**Given instruction:**
Write out all the material exactly. Leave nothing out.

**Input rows:**
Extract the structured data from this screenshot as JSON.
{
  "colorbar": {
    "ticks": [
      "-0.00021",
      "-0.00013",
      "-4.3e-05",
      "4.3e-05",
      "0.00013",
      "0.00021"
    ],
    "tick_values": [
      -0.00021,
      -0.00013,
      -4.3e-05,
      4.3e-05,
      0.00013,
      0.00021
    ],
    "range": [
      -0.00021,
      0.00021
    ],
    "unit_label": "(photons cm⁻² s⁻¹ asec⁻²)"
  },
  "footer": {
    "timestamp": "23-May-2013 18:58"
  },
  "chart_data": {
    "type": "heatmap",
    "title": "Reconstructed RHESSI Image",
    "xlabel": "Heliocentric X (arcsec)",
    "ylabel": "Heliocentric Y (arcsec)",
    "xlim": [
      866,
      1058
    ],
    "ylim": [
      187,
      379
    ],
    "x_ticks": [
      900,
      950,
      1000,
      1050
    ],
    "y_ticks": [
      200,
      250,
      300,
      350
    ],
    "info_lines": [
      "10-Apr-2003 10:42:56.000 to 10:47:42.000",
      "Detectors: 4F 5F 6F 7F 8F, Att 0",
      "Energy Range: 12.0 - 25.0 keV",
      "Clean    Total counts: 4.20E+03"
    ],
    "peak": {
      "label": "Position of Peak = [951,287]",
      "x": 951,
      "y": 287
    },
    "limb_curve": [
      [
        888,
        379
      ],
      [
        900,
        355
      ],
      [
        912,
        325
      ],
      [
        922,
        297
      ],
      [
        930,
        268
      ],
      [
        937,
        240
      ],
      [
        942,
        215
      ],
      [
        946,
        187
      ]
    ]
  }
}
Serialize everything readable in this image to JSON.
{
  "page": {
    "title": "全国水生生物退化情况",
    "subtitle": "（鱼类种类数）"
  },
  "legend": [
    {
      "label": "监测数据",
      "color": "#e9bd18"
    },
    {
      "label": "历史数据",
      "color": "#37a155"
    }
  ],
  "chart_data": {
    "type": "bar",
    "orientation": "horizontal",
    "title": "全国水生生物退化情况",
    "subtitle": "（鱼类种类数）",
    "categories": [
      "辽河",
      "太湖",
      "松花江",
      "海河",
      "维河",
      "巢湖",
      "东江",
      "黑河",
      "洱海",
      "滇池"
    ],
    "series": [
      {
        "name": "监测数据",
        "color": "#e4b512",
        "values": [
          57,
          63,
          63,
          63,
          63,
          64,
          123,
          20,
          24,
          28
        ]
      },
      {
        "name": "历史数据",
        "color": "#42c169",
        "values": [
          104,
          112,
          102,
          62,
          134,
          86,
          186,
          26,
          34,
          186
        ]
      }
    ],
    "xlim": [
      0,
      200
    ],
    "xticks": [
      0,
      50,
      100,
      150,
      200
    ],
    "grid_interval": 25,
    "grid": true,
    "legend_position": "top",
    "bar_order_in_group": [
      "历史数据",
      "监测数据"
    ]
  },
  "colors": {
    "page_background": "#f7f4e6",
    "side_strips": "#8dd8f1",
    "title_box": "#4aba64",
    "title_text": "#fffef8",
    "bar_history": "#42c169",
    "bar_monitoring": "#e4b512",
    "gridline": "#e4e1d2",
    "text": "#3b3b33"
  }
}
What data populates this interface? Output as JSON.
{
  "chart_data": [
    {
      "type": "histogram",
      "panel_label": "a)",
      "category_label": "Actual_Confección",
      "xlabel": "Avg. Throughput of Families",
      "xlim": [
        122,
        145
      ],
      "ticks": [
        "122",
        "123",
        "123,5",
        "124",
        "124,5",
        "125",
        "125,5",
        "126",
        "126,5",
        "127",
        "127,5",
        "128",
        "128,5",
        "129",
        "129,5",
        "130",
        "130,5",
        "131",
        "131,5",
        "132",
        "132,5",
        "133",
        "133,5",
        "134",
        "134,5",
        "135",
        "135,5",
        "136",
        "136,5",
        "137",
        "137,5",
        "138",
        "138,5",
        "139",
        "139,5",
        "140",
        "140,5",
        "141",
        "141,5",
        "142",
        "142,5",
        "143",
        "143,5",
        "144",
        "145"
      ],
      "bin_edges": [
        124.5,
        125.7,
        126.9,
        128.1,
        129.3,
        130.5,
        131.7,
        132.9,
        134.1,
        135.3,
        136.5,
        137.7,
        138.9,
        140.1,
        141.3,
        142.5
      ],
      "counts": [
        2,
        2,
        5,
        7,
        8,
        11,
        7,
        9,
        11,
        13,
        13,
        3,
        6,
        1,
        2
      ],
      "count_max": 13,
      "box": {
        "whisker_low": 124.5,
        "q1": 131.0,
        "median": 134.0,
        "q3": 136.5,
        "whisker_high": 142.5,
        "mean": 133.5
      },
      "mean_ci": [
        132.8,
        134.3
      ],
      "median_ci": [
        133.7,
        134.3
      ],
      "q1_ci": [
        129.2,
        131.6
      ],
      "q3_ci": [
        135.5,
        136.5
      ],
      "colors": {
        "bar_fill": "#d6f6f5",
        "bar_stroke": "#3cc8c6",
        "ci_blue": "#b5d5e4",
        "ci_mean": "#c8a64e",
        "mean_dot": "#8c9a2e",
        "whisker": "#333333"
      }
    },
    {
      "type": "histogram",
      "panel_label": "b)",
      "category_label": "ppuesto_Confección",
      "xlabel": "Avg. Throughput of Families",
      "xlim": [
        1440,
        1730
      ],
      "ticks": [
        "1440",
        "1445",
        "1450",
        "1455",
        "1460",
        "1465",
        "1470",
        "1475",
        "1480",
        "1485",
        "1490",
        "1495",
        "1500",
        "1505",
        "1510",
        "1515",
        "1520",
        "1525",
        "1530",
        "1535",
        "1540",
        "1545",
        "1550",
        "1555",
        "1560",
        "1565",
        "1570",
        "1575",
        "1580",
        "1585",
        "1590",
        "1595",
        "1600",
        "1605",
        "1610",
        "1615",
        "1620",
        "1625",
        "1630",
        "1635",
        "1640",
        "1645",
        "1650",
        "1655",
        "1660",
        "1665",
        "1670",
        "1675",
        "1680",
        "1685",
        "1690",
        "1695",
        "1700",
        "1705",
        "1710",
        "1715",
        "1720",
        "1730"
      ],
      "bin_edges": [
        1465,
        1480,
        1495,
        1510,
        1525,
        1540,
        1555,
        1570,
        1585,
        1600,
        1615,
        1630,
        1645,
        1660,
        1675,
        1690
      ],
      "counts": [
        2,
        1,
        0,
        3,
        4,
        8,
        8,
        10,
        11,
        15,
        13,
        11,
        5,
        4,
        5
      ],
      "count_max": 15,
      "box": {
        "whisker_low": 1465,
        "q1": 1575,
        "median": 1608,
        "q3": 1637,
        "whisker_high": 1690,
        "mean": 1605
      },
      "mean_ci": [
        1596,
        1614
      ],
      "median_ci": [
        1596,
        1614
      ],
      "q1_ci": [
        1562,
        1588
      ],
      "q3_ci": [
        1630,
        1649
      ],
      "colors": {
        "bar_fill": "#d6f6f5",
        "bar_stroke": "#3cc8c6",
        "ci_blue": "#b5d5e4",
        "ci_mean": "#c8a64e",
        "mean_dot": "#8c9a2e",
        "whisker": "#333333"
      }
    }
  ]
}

**Result for this exercise:**
Extract the structured data from this screenshot as JSON.
{
  "colorbar": {
    "ticks": [
      "-0.00021",
      "-0.00013",
      "-4.3e-05",
      "4.3e-05",
      "0.00013",
      "0.00021"
    ],
    "tick_values": [
      -0.00021,
      -0.00013,
      -4.3e-05,
      4.3e-05,
      0.00013,
      0.00021
    ],
    "range": [
      -0.00021,
      0.00021
    ],
    "unit_label": "(photons cm⁻² s⁻¹ asec⁻²)"
  },
  "footer": {
    "timestamp": "23-May-2013 18:58"
  },
  "chart_data": {
    "type": "heatmap",
    "title": "Reconstructed RHESSI Image",
    "xlabel": "Heliocentric X (arcsec)",
    "ylabel": "Heliocentric Y (arcsec)",
    "xlim": [
      866,
      1058
    ],
    "ylim": [
      187,
      379
    ],
    "x_ticks": [
      900,
      950,
      1000,
      1050
    ],
    "y_ticks": [
      200,
      250,
      300,
      350
    ],
    "info_lines": [
      "10-Apr-2003 10:42:56.000 to 10:47:42.000",
      "Detectors: 4F 5F 6F 7F 8F, Att 0",
      "Energy Range: 12.0 - 25.0 keV",
      "Clean    Total counts: 4.20E+03"
    ],
    "peak": {
      "label": "Position of Peak = [951,287]",
      "x": 951,
      "y": 287
    },
    "limb_curve": [
      [
        888,
        379
      ],
      [
        900,
        355
      ],
      [
        912,
        325
      ],
      [
        922,
        297
      ],
      [
        930,
        268
      ],
      [
        937,
        240
      ],
      [
        942,
        215
      ],
      [
        946,
        187
      ]
    ]
  }
}
Serialize everything readable in this image to JSON.
{
  "page": {
    "title": "全国水生生物退化情况",
    "subtitle": "（鱼类种类数）"
  },
  "legend": [
    {
      "label": "监测数据",
      "color": "#e9bd18"
    },
    {
      "label": "历史数据",
      "color": "#37a155"
    }
  ],
  "chart_data": {
    "type": "bar",
    "orientation": "horizontal",
    "title": "全国水生生物退化情况",
    "subtitle": "（鱼类种类数）",
    "categories": [
      "辽河",
      "太湖",
      "松花江",
      "海河",
      "维河",
      "巢湖",
      "东江",
      "黑河",
      "洱海",
      "滇池"
    ],
    "series": [
      {
        "name": "监测数据",
        "color": "#e4b512",
        "values": [
          57,
          63,
          63,
          63,
          63,
          64,
          123,
          20,
          24,
          28
        ]
      },
      {
        "name": "历史数据",
        "color": "#42c169",
        "values": [
          104,
          112,
          102,
          62,
          134,
          86,
          186,
          26,
          34,
          186
        ]
      }
    ],
    "xlim": [
      0,
      200
    ],
    "xticks": [
      0,
      50,
      100,
      150,
      200
    ],
    "grid_interval": 25,
    "grid": true,
    "legend_position": "top",
    "bar_order_in_group": [
      "历史数据",
      "监测数据"
    ]
  },
  "colors": {
    "page_background": "#f7f4e6",
    "side_strips": "#8dd8f1",
    "title_box": "#4aba64",
    "title_text": "#fffef8",
    "bar_history": "#42c169",
    "bar_monitoring": "#e4b512",
    "gridline": "#e4e1d2",
    "text": "#3b3b33"
  }
}
What data populates this interface? Output as JSON.
{
  "chart_data": [
    {
      "type": "histogram",
      "panel_label": "a)",
      "category_label": "Actual_Confección",
      "xlabel": "Avg. Throughput of Families",
      "xlim": [
        122,
        145
      ],
      "ticks": [
        "122",
        "123",
        "123,5",
        "124",
        "124,5",
        "125",
        "125,5",
        "126",
        "126,5",
        "127",
        "127,5",
        "128",
        "128,5",
        "129",
        "129,5",
        "130",
        "130,5",
        "131",
        "131,5",
        "132",
        "132,5",
        "133",
        "133,5",
        "134",
        "134,5",
        "135",
        "135,5",
        "136",
        "136,5",
        "137",
        "137,5",
        "138",
        "138,5",
        "139",
        "139,5",
        "140",
        "140,5",
        "141",
        "141,5",
        "142",
        "142,5",
        "143",
        "143,5",
        "144",
        "145"
      ],
      "bin_edges": [
        124.5,
        125.7,
        126.9,
        128.1,
        129.3,
        130.5,
        131.7,
        132.9,
        134.1,
        135.3,
        136.5,
        137.7,
        138.9,
        140.1,
        141.3,
        142.5
      ],
      "counts": [
        2,
        2,
        5,
        7,
        8,
        11,
        7,
        9,
        11,
        13,
        13,
        3,
        6,
        1,
        2
      ],
      "count_max": 13,
      "box": {
        "whisker_low": 124.5,
        "q1": 131.0,
        "median": 134.0,
        "q3": 136.5,
        "whisker_high": 142.5,
        "mean": 133.5
      },
      "mean_ci": [
        132.8,
        134.3
      ],
      "median_ci": [
        133.7,
        134.3
      ],
      "q1_ci": [
        129.2,
        131.6
      ],
      "q3_ci": [
        135.5,
        136.5
      ],
      "colors": {
        "bar_fill": "#d6f6f5",
        "bar_stroke": "#3cc8c6",
        "ci_blue": "#b5d5e4",
        "ci_mean": "#c8a64e",
        "mean_dot": "#8c9a2e",
        "whisker": "#333333"
      }
    },
    {
      "type": "histogram",
      "panel_label": "b)",
      "category_label": "ppuesto_Confección",
      "xlabel": "Avg. Throughput of Families",
      "xlim": [
        1440,
        1730
      ],
      "ticks": [
        "1440",
        "1445",
        "1450",
        "1455",
        "1460",
        "1465",
        "1470",
        "1475",
        "1480",
        "1485",
        "1490",
        "1495",
        "1500",
        "1505",
        "1510",
        "1515",
        "1520",
        "1525",
        "1530",
        "1535",
        "1540",
        "1545",
        "1550",
        "1555",
        "1560",
        "1565",
        "1570",
        "1575",
        "1580",
        "1585",
        "1590",
        "1595",
        "1600",
        "1605",
        "1610",
        "1615",
        "1620",
        "1625",
        "1630",
        "1635",
        "1640",
        "1645",
        "1650",
        "1655",
        "1660",
        "1665",
        "1670",
        "1675",
        "1680",
        "1685",
        "1690",
        "1695",
        "1700",
        "1705",
        "1710",
        "1715",
        "1720",
        "1730"
      ],
      "bin_edges": [
        1465,
        1480,
        1495,
        1510,
        1525,
        1540,
        1555,
        1570,
        1585,
        1600,
        1615,
        1630,
        1645,
        1660,
        1675,
        1690
      ],
      "counts": [
        2,
        1,
        0,
        3,
        4,
        8,
        8,
        10,
        11,
        15,
        13,
        11,
        5,
        4,
        5
      ],
      "count_max": 15,
      "box": {
        "whisker_low": 1465,
        "q1": 1575,
        "median": 1608,
        "q3": 1637,
        "whisker_high": 1690,
        "mean": 1605
      },
      "mean_ci": [
        1596,
        1614
      ],
      "median_ci": [
        1596,
        1614
      ],
      "q1_ci": [
        1562,
        1588
      ],
      "q3_ci": [
        1630,
        1649
      ],
      "colors": {
        "bar_fill": "#d6f6f5",
        "bar_stroke": "#3cc8c6",
        "ci_blue": "#b5d5e4",
        "ci_mean": "#c8a64e",
        "mean_dot": "#8c9a2e",
        "whisker": "#333333"
      }
    }
  ]
}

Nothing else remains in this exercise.